— START OF Items —

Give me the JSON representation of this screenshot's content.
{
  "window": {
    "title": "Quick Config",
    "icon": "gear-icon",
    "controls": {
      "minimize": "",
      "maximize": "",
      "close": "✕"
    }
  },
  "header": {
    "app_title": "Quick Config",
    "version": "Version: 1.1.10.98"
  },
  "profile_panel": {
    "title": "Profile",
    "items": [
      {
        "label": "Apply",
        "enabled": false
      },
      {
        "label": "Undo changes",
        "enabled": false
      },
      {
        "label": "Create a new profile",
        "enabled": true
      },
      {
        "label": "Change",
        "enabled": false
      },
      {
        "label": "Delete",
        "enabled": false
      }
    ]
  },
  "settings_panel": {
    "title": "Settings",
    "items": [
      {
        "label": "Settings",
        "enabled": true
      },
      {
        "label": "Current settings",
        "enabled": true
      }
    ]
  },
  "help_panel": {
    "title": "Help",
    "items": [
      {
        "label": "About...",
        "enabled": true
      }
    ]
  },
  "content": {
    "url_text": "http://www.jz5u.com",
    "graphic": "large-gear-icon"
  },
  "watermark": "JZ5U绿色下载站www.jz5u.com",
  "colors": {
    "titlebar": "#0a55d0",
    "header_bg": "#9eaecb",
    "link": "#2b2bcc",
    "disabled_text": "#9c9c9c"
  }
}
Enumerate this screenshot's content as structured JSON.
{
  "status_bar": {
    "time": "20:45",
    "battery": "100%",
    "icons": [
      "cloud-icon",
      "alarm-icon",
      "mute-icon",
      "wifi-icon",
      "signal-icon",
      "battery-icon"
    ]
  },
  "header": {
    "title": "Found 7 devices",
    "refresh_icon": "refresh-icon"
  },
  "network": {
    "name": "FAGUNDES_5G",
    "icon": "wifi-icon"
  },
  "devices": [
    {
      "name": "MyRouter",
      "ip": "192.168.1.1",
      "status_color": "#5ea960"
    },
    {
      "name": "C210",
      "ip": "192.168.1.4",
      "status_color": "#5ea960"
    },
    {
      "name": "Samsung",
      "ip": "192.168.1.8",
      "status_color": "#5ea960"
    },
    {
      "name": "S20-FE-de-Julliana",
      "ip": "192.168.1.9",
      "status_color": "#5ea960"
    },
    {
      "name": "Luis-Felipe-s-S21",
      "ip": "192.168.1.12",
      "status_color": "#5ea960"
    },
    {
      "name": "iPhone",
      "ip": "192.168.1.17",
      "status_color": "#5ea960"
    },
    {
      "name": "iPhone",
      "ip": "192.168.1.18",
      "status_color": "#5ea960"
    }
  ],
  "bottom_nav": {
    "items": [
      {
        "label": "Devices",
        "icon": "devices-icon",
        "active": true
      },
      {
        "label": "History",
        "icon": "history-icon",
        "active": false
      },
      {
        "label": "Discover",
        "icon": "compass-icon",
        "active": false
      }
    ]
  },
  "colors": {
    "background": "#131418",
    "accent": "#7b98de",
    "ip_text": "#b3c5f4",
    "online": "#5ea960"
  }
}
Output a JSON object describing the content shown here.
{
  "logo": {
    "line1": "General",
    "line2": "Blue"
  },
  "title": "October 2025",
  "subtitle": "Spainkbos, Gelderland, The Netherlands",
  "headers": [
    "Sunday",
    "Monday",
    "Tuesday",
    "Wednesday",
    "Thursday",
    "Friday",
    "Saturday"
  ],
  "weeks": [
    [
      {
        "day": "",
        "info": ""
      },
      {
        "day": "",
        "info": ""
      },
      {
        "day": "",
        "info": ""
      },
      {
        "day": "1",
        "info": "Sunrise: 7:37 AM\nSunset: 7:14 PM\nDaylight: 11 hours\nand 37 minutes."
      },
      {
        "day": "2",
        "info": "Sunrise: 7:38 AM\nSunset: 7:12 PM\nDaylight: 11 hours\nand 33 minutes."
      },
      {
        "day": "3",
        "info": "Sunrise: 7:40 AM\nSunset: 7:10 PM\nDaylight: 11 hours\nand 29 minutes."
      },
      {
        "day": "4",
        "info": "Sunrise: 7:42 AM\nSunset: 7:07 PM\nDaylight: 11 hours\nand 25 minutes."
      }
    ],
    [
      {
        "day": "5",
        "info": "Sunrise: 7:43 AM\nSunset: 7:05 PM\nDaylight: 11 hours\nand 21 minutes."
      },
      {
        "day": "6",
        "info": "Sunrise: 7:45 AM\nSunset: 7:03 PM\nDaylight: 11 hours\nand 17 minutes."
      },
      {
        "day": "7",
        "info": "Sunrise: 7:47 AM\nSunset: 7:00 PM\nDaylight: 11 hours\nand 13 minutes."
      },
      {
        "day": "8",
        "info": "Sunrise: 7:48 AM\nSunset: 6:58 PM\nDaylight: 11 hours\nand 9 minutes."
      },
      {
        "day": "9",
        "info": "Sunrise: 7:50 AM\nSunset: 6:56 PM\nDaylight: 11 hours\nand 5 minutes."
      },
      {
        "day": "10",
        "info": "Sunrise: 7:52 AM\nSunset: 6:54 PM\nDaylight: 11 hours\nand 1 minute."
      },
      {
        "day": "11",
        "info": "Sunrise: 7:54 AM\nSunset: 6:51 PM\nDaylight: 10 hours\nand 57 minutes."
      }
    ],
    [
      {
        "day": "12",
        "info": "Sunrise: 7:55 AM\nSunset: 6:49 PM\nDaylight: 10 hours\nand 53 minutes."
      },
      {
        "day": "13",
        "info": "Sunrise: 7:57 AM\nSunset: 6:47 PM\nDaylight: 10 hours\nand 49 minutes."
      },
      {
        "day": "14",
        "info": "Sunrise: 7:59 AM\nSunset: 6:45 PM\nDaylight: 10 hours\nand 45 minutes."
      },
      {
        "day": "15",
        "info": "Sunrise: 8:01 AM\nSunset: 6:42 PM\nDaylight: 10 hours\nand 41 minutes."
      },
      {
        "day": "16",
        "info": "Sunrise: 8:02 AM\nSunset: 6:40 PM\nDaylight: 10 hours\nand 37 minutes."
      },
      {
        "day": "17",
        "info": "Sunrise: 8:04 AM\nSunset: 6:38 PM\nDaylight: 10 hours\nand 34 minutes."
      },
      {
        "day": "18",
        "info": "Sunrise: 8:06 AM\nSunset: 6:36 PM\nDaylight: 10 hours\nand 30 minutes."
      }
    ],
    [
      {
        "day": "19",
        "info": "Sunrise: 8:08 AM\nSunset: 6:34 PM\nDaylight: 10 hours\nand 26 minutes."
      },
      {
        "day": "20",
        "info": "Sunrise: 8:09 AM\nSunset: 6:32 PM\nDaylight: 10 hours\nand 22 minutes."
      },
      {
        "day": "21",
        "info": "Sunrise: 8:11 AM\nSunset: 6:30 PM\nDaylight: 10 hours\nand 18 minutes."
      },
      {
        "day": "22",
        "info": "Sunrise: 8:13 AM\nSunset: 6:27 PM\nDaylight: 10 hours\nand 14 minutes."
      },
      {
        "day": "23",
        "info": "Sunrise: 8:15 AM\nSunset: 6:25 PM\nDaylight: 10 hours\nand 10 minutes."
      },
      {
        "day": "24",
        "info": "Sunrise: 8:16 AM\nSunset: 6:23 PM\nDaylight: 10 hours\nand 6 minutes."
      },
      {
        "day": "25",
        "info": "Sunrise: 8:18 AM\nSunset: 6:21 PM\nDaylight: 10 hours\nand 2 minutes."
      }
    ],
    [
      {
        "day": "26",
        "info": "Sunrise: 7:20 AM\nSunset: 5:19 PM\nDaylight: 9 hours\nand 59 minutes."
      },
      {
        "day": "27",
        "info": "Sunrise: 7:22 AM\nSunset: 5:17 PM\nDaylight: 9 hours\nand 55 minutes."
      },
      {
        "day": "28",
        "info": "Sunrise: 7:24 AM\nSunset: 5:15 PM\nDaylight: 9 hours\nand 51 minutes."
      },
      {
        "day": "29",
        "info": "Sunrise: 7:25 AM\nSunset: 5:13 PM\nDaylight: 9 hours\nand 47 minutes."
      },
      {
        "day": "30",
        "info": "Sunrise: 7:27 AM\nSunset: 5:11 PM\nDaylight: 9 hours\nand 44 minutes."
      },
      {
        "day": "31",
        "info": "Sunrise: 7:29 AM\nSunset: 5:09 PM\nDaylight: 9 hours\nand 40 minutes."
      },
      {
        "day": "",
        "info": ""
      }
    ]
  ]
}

— END OF Items —

Out of the material above, select every line that holds the string "screenshot".

| Result for this task |
Give me the JSON representation of this screenshot's content.
Enumerate this screenshot's content as structured JSON.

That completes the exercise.